_Work to do_
Transcribe the entries that follow exactly as they appear, minus pictures.

Data records:
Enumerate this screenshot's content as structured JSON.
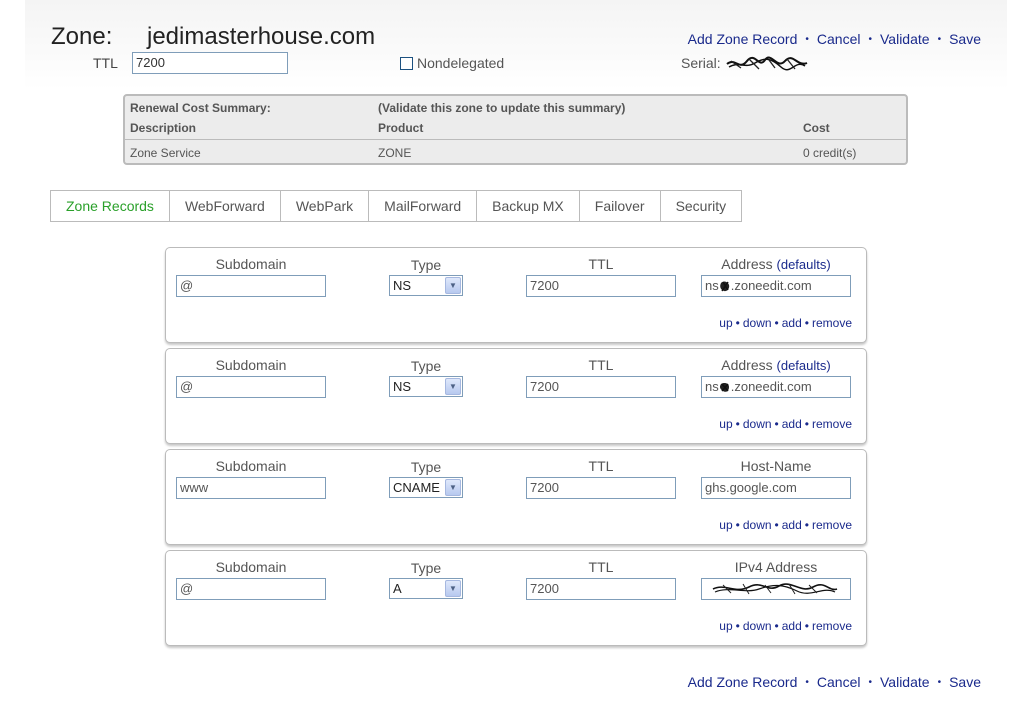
{
  "header": {
    "zone_label": "Zone:",
    "zone_name": "jedimasterhouse.com",
    "ttl_label": "TTL",
    "ttl_value": "7200",
    "nondelegated_label": "Nondelegated",
    "serial_label": "Serial:"
  },
  "actions": {
    "add_zone_record": "Add Zone Record",
    "cancel": "Cancel",
    "validate": "Validate",
    "save": "Save",
    "separator": "•"
  },
  "summary": {
    "title": "Renewal Cost Summary:",
    "note": "(Validate this zone to update this summary)",
    "col_description": "Description",
    "col_product": "Product",
    "col_cost": "Cost",
    "rows": [
      {
        "description": "Zone Service",
        "product": "ZONE",
        "cost": "0 credit(s)"
      }
    ]
  },
  "tabs": [
    {
      "label": "Zone Records",
      "active": true
    },
    {
      "label": "WebForward"
    },
    {
      "label": "WebPark"
    },
    {
      "label": "MailForward"
    },
    {
      "label": "Backup MX"
    },
    {
      "label": "Failover"
    },
    {
      "label": "Security"
    }
  ],
  "records": [
    {
      "subdomain_label": "Subdomain",
      "type_label": "Type",
      "ttl_label": "TTL",
      "address_label": "Address",
      "defaults_label": "(defaults)",
      "subdomain": "@",
      "type": "NS",
      "ttl": "7200",
      "address_prefix": "ns",
      "address_suffix": ".zoneedit.com"
    },
    {
      "subdomain_label": "Subdomain",
      "type_label": "Type",
      "ttl_label": "TTL",
      "address_label": "Address",
      "defaults_label": "(defaults)",
      "subdomain": "@",
      "type": "NS",
      "ttl": "7200",
      "address_prefix": "ns",
      "address_suffix": ".zoneedit.com"
    },
    {
      "subdomain_label": "Subdomain",
      "type_label": "Type",
      "ttl_label": "TTL",
      "address_label": "Host-Name",
      "subdomain": "www",
      "type": "CNAME",
      "ttl": "7200",
      "address": "ghs.google.com"
    },
    {
      "subdomain_label": "Subdomain",
      "type_label": "Type",
      "ttl_label": "TTL",
      "address_label": "IPv4 Address",
      "subdomain": "@",
      "type": "A",
      "ttl": "7200",
      "address": ""
    }
  ],
  "record_ops": {
    "up": "up",
    "down": "down",
    "add": "add",
    "remove": "remove",
    "separator": "•"
  },
  "colors": {
    "link": "#1a2a8c",
    "active_tab": "#2aa02a",
    "summary_bg": "#ececec"
  }
}
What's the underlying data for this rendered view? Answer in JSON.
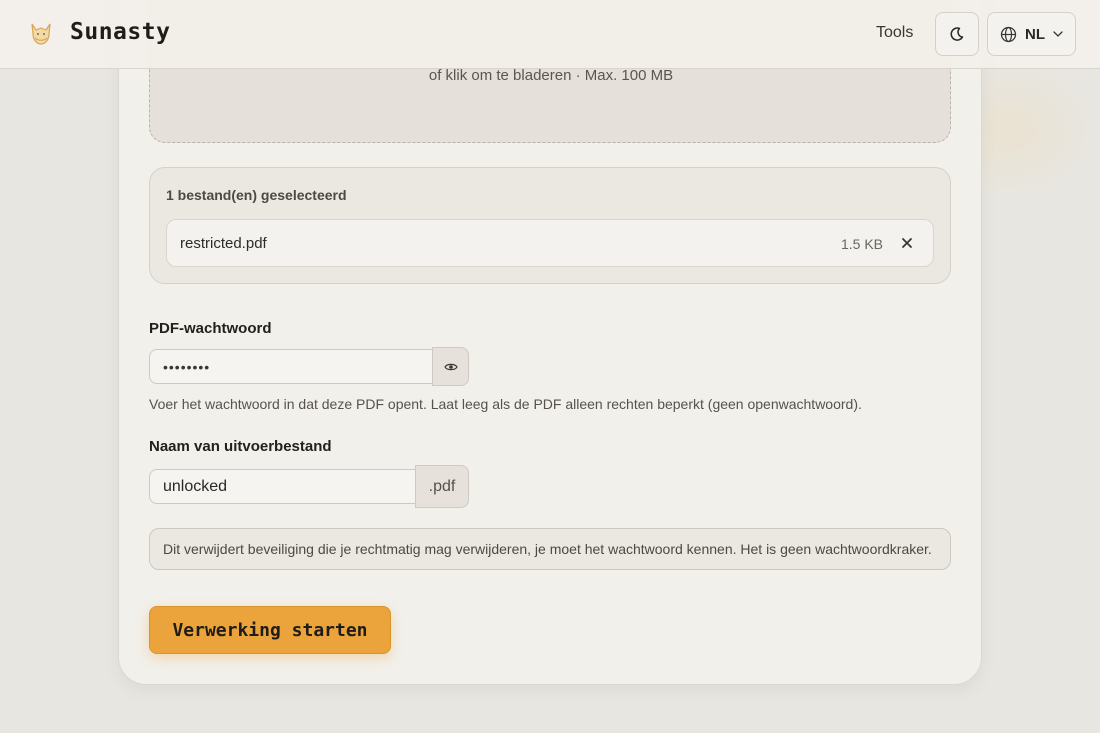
{
  "header": {
    "brand": "Sunasty",
    "nav_tools": "Tools",
    "theme_icon": "moon-icon",
    "language": "NL",
    "language_icon": "globe-icon"
  },
  "upload": {
    "subtitle": "of klik om te bladeren · Max. 100 MB"
  },
  "files": {
    "count_label": "1 bestand(en) geselecteerd",
    "items": [
      {
        "name": "restricted.pdf",
        "size": "1.5 KB"
      }
    ],
    "remove_symbol": "×"
  },
  "password": {
    "label": "PDF-wachtwoord",
    "value": "••••••••",
    "hint": "Voer het wachtwoord in dat deze PDF opent. Laat leeg als de PDF alleen rechten beperkt (geen openwachtwoord)."
  },
  "output": {
    "label": "Naam van uitvoerbestand",
    "value": "unlocked",
    "suffix": ".pdf"
  },
  "notice": "Dit verwijdert beveiliging die je rechtmatig mag verwijderen, je moet het wachtwoord kennen. Het is geen wachtwoordkraker.",
  "start_button": "Verwerking starten",
  "colors": {
    "accent": "#eaa43b",
    "background": "#e8e6e1",
    "card": "#f2f0eb"
  }
}
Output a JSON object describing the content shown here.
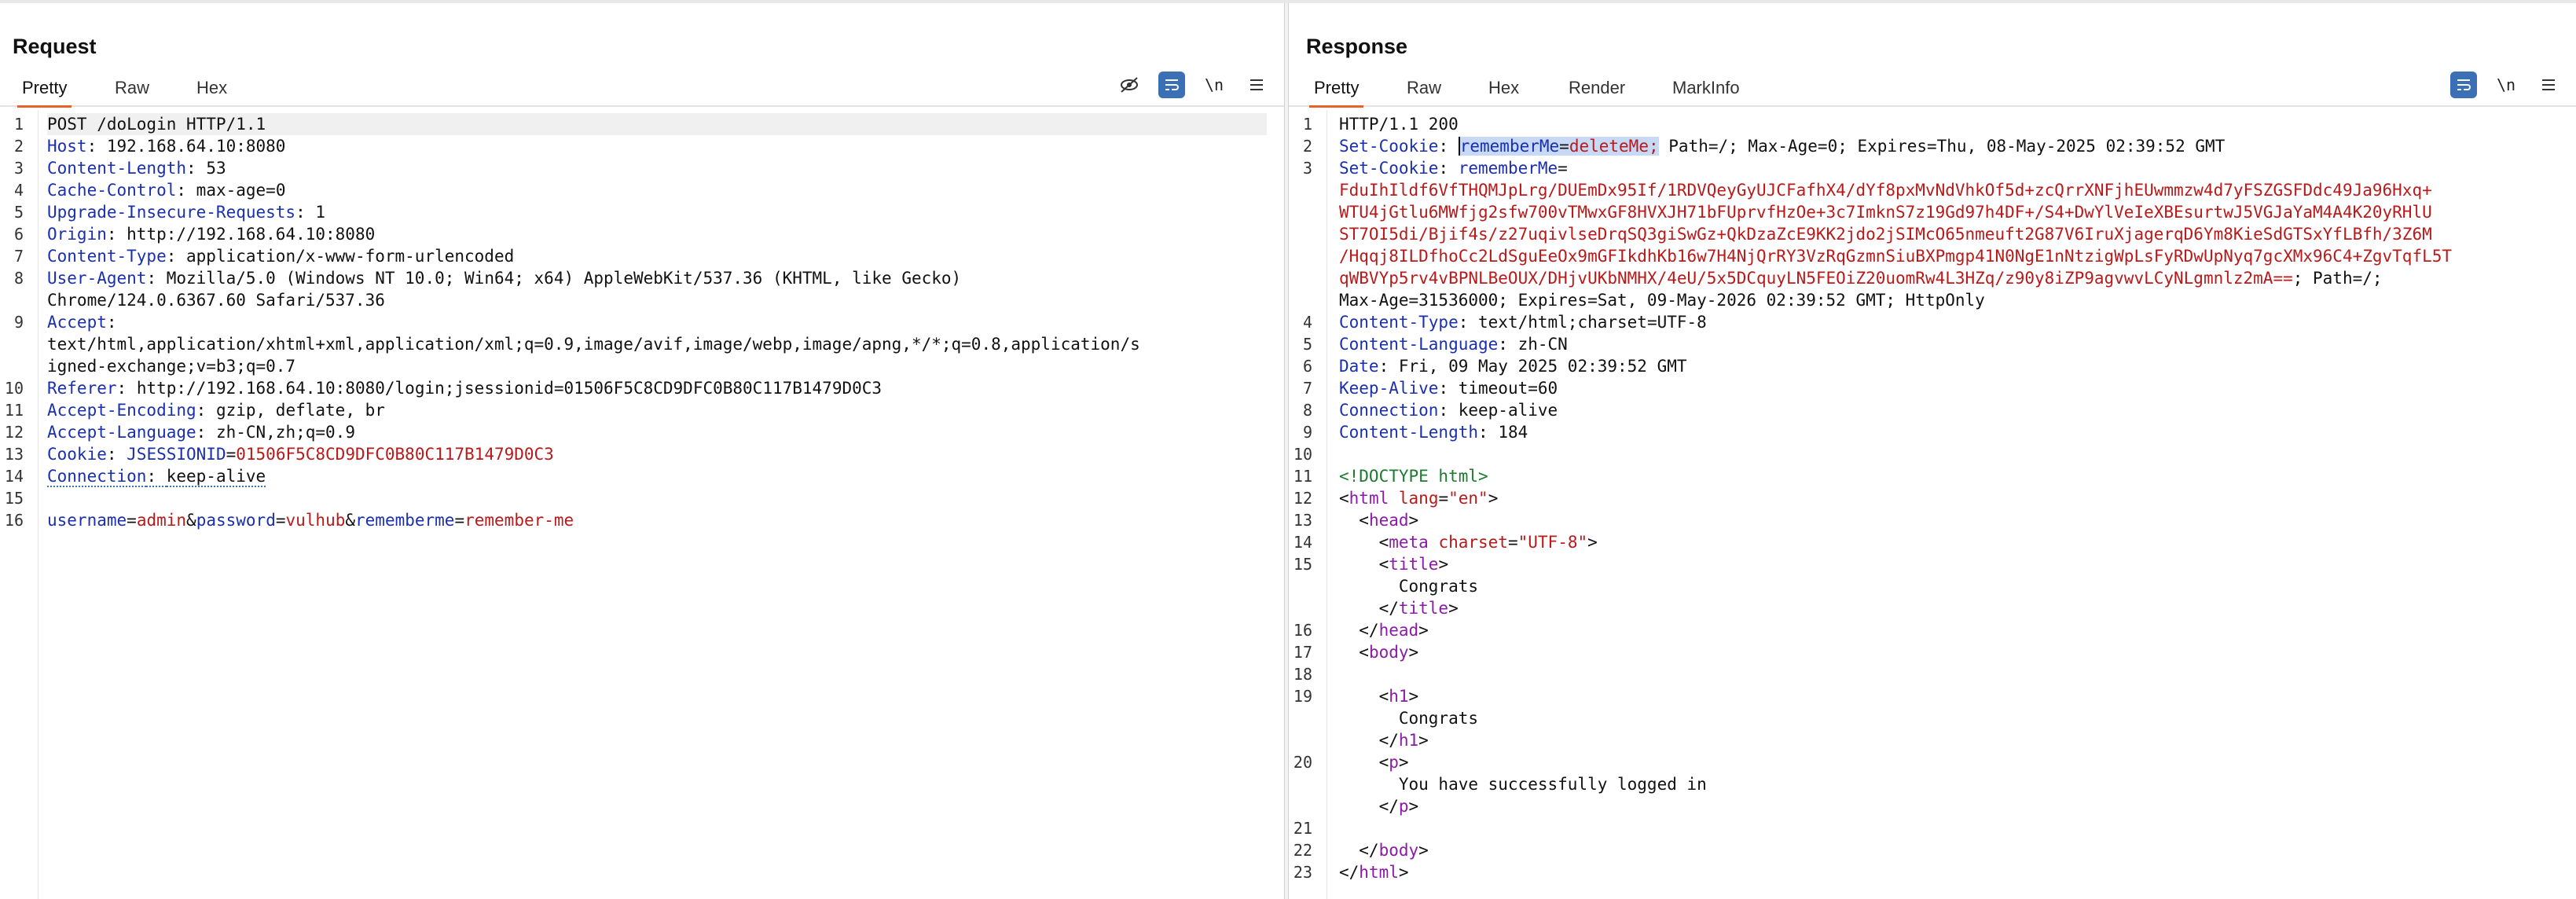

_Written answer_
Enumerate this screenshot's content as structured JSON.
{
  "header": {
    "zone_label": "Zone:",
    "zone_name": "jedimasterhouse.com",
    "ttl_label": "TTL",
    "ttl_value": "7200",
    "nondelegated_label": "Nondelegated",
    "serial_label": "Serial:"
  },
  "actions": {
    "add_zone_record": "Add Zone Record",
    "cancel": "Cancel",
    "validate": "Validate",
    "save": "Save",
    "separator": "•"
  },
  "summary": {
    "title": "Renewal Cost Summary:",
    "note": "(Validate this zone to update this summary)",
    "col_description": "Description",
    "col_product": "Product",
    "col_cost": "Cost",
    "rows": [
      {
        "description": "Zone Service",
        "product": "ZONE",
        "cost": "0 credit(s)"
      }
    ]
  },
  "tabs": [
    {
      "label": "Zone Records",
      "active": true
    },
    {
      "label": "WebForward"
    },
    {
      "label": "WebPark"
    },
    {
      "label": "MailForward"
    },
    {
      "label": "Backup MX"
    },
    {
      "label": "Failover"
    },
    {
      "label": "Security"
    }
  ],
  "records": [
    {
      "subdomain_label": "Subdomain",
      "type_label": "Type",
      "ttl_label": "TTL",
      "address_label": "Address",
      "defaults_label": "(defaults)",
      "subdomain": "@",
      "type": "NS",
      "ttl": "7200",
      "address_prefix": "ns",
      "address_suffix": ".zoneedit.com"
    },
    {
      "subdomain_label": "Subdomain",
      "type_label": "Type",
      "ttl_label": "TTL",
      "address_label": "Address",
      "defaults_label": "(defaults)",
      "subdomain": "@",
      "type": "NS",
      "ttl": "7200",
      "address_prefix": "ns",
      "address_suffix": ".zoneedit.com"
    },
    {
      "subdomain_label": "Subdomain",
      "type_label": "Type",
      "ttl_label": "TTL",
      "address_label": "Host-Name",
      "subdomain": "www",
      "type": "CNAME",
      "ttl": "7200",
      "address": "ghs.google.com"
    },
    {
      "subdomain_label": "Subdomain",
      "type_label": "Type",
      "ttl_label": "TTL",
      "address_label": "IPv4 Address",
      "subdomain": "@",
      "type": "A",
      "ttl": "7200",
      "address": ""
    }
  ],
  "record_ops": {
    "up": "up",
    "down": "down",
    "add": "add",
    "remove": "remove",
    "separator": "•"
  },
  "colors": {
    "link": "#1a2a8c",
    "active_tab": "#2aa02a",
    "summary_bg": "#ececec"
  }
}
What's the underlying data for this rendered view? Answer in JSON.
{
  "header": {
    "brand": "Sunasty",
    "nav_tools": "Tools",
    "theme_icon": "moon-icon",
    "language": "NL",
    "language_icon": "globe-icon"
  },
  "upload": {
    "subtitle": "of klik om te bladeren · Max. 100 MB"
  },
  "files": {
    "count_label": "1 bestand(en) geselecteerd",
    "items": [
      {
        "name": "restricted.pdf",
        "size": "1.5 KB"
      }
    ],
    "remove_symbol": "×"
  },
  "password": {
    "label": "PDF-wachtwoord",
    "value": "••••••••",
    "hint": "Voer het wachtwoord in dat deze PDF opent. Laat leeg als de PDF alleen rechten beperkt (geen openwachtwoord)."
  },
  "output": {
    "label": "Naam van uitvoerbestand",
    "value": "unlocked",
    "suffix": ".pdf"
  },
  "notice": "Dit verwijdert beveiliging die je rechtmatig mag verwijderen, je moet het wachtwoord kennen. Het is geen wachtwoordkraker.",
  "start_button": "Verwerking starten",
  "colors": {
    "accent": "#eaa43b",
    "background": "#e8e6e1",
    "card": "#f2f0eb"
  }
}
Output a JSON object describing the content shown here.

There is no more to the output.